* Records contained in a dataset
((

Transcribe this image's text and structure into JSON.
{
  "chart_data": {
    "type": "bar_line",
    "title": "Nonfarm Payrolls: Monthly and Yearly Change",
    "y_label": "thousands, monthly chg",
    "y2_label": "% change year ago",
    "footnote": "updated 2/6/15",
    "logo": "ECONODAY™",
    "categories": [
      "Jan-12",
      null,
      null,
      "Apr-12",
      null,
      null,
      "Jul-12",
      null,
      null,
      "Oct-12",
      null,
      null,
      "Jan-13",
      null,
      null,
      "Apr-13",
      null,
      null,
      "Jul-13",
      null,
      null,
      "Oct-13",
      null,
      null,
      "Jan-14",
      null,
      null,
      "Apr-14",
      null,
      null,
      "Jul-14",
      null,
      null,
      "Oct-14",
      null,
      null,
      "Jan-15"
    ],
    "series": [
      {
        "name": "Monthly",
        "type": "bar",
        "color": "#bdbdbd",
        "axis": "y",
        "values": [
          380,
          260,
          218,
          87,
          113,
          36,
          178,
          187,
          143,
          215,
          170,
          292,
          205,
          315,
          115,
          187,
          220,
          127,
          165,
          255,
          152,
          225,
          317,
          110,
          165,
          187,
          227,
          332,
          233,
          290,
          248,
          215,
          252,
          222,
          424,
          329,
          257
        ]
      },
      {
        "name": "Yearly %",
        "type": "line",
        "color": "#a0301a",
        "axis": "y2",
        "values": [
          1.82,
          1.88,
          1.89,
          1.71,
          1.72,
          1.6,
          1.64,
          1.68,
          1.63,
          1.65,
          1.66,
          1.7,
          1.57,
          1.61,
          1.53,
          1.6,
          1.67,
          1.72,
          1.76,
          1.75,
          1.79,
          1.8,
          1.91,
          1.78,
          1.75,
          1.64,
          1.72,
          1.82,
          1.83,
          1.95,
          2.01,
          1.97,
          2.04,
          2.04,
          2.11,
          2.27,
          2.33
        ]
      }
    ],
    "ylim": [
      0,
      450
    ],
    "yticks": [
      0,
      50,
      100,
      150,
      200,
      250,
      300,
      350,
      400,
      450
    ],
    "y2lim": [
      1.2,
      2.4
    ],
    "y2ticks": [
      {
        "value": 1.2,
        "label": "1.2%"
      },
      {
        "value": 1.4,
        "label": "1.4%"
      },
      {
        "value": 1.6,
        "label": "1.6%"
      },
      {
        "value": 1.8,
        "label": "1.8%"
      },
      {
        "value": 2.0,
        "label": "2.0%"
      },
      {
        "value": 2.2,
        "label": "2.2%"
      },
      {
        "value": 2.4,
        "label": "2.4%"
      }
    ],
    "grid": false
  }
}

))

* THE REQUEST
Give the number of lines where the string "Yearly" occurs, without any further text.

* FINISHED TASK
2